Task description ->
Copy out all the data, word for word.

Records contained in a dataset
-------------------------
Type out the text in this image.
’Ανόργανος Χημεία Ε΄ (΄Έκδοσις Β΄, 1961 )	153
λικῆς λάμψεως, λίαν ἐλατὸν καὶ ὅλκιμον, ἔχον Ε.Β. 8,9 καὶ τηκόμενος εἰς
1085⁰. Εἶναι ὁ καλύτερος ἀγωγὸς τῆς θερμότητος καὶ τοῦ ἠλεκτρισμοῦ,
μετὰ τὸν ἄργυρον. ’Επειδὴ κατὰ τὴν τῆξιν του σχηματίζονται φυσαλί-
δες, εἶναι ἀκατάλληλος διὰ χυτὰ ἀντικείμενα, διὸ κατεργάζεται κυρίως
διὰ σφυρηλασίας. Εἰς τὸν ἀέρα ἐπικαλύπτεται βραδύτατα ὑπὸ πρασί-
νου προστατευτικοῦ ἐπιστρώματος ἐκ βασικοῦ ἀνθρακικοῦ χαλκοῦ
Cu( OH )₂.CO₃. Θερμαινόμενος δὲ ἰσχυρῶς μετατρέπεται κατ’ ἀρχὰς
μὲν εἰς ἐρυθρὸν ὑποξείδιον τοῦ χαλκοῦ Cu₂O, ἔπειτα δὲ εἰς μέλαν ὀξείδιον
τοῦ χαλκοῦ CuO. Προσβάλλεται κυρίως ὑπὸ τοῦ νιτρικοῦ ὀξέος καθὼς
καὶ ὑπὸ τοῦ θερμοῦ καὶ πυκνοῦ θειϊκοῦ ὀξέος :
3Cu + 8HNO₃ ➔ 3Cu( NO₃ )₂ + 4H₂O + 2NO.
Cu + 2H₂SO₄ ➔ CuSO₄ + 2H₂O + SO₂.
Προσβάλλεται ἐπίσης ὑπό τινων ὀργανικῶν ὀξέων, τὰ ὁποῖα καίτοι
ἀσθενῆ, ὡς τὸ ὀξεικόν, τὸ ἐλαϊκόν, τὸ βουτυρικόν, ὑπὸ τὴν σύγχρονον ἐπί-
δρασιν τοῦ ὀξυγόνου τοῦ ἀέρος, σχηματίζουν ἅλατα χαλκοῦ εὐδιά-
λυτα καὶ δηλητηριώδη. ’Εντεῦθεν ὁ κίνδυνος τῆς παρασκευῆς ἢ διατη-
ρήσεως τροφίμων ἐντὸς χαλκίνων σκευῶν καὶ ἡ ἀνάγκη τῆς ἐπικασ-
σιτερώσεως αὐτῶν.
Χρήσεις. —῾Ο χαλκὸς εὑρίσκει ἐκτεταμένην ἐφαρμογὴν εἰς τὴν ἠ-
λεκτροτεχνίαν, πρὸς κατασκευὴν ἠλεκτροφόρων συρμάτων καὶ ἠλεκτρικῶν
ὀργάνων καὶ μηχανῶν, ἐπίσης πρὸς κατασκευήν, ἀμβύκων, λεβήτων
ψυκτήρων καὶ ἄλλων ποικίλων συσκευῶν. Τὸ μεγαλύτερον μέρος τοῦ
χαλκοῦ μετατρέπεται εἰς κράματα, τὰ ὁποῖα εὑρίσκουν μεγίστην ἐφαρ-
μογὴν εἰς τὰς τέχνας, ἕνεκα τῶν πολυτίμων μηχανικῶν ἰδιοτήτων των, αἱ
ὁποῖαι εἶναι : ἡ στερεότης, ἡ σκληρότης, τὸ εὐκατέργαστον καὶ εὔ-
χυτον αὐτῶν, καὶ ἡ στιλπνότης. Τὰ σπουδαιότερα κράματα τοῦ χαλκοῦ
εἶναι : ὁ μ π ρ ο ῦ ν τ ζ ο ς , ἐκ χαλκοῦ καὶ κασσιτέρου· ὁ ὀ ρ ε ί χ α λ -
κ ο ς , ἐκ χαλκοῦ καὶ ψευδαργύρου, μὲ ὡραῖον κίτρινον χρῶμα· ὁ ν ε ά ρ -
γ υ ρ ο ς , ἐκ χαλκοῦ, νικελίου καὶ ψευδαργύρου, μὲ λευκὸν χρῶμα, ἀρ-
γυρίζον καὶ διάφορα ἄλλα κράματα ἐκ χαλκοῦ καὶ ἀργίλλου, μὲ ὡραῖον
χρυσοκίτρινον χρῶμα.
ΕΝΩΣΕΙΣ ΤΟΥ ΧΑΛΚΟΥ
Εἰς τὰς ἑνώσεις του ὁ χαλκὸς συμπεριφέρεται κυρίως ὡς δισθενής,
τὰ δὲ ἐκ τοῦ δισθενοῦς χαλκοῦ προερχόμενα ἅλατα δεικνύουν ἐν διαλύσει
-------------------------
Answer in full ->
Type out the text in this image.
’Ανόργανος Χημεία Ε΄ (΄Έκδοσις Β΄, 1961 )	153
λικῆς λάμψεως, λίαν ἐλατὸν καὶ ὅλκιμον, ἔχον Ε.Β. 8,9 καὶ τηκόμενος εἰς
1085⁰. Εἶναι ὁ καλύτερος ἀγωγὸς τῆς θερμότητος καὶ τοῦ ἠλεκτρισμοῦ,
μετὰ τὸν ἄργυρον. ’Επειδὴ κατὰ τὴν τῆξιν του σχηματίζονται φυσαλί-
δες, εἶναι ἀκατάλληλος διὰ χυτὰ ἀντικείμενα, διὸ κατεργάζεται κυρίως
διὰ σφυρηλασίας. Εἰς τὸν ἀέρα ἐπικαλύπτεται βραδύτατα ὑπὸ πρασί-
νου προστατευτικοῦ ἐπιστρώματος ἐκ βασικοῦ ἀνθρακικοῦ χαλκοῦ
Cu( OH )₂.CO₃. Θερμαινόμενος δὲ ἰσχυρῶς μετατρέπεται κατ’ ἀρχὰς
μὲν εἰς ἐρυθρὸν ὑποξείδιον τοῦ χαλκοῦ Cu₂O, ἔπειτα δὲ εἰς μέλαν ὀξείδιον
τοῦ χαλκοῦ CuO. Προσβάλλεται κυρίως ὑπὸ τοῦ νιτρικοῦ ὀξέος καθὼς
καὶ ὑπὸ τοῦ θερμοῦ καὶ πυκνοῦ θειϊκοῦ ὀξέος :
3Cu + 8HNO₃ ➔ 3Cu( NO₃ )₂ + 4H₂O + 2NO.
Cu + 2H₂SO₄ ➔ CuSO₄ + 2H₂O + SO₂.
Προσβάλλεται ἐπίσης ὑπό τινων ὀργανικῶν ὀξέων, τὰ ὁποῖα καίτοι
ἀσθενῆ, ὡς τὸ ὀξεικόν, τὸ ἐλαϊκόν, τὸ βουτυρικόν, ὑπὸ τὴν σύγχρονον ἐπί-
δρασιν τοῦ ὀξυγόνου τοῦ ἀέρος, σχηματίζουν ἅλατα χαλκοῦ εὐδιά-
λυτα καὶ δηλητηριώδη. ’Εντεῦθεν ὁ κίνδυνος τῆς παρασκευῆς ἢ διατη-
ρήσεως τροφίμων ἐντὸς χαλκίνων σκευῶν καὶ ἡ ἀνάγκη τῆς ἐπικασ-
σιτερώσεως αὐτῶν.
Χρήσεις. —῾Ο χαλκὸς εὑρίσκει ἐκτεταμένην ἐφαρμογὴν εἰς τὴν ἠ-
λεκτροτεχνίαν, πρὸς κατασκευὴν ἠλεκτροφόρων συρμάτων καὶ ἠλεκτρικῶν
ὀργάνων καὶ μηχανῶν, ἐπίσης πρὸς κατασκευήν, ἀμβύκων, λεβήτων
ψυκτήρων καὶ ἄλλων ποικίλων συσκευῶν. Τὸ μεγαλύτερον μέρος τοῦ
χαλκοῦ μετατρέπεται εἰς κράματα, τὰ ὁποῖα εὑρίσκουν μεγίστην ἐφαρ-
μογὴν εἰς τὰς τέχνας, ἕνεκα τῶν πολυτίμων μηχανικῶν ἰδιοτήτων των, αἱ
ὁποῖαι εἶναι : ἡ στερεότης, ἡ σκληρότης, τὸ εὐκατέργαστον καὶ εὔ-
χυτον αὐτῶν, καὶ ἡ στιλπνότης. Τὰ σπουδαιότερα κράματα τοῦ χαλκοῦ
εἶναι : ὁ μ π ρ ο ῦ ν τ ζ ο ς , ἐκ χαλκοῦ καὶ κασσιτέρου· ὁ ὀ ρ ε ί χ α λ -
κ ο ς , ἐκ χαλκοῦ καὶ ψευδαργύρου, μὲ ὡραῖον κίτρινον χρῶμα· ὁ ν ε ά ρ -
γ υ ρ ο ς , ἐκ χαλκοῦ, νικελίου καὶ ψευδαργύρου, μὲ λευκὸν χρῶμα, ἀρ-
γυρίζον καὶ διάφορα ἄλλα κράματα ἐκ χαλκοῦ καὶ ἀργίλλου, μὲ ὡραῖον
χρυσοκίτρινον χρῶμα.
ΕΝΩΣΕΙΣ ΤΟΥ ΧΑΛΚΟΥ
Εἰς τὰς ἑνώσεις του ὁ χαλκὸς συμπεριφέρεται κυρίως ὡς δισθενής,
τὰ δὲ ἐκ τοῦ δισθενοῦς χαλκοῦ προερχόμενα ἅλατα δεικνύουν ἐν διαλύσει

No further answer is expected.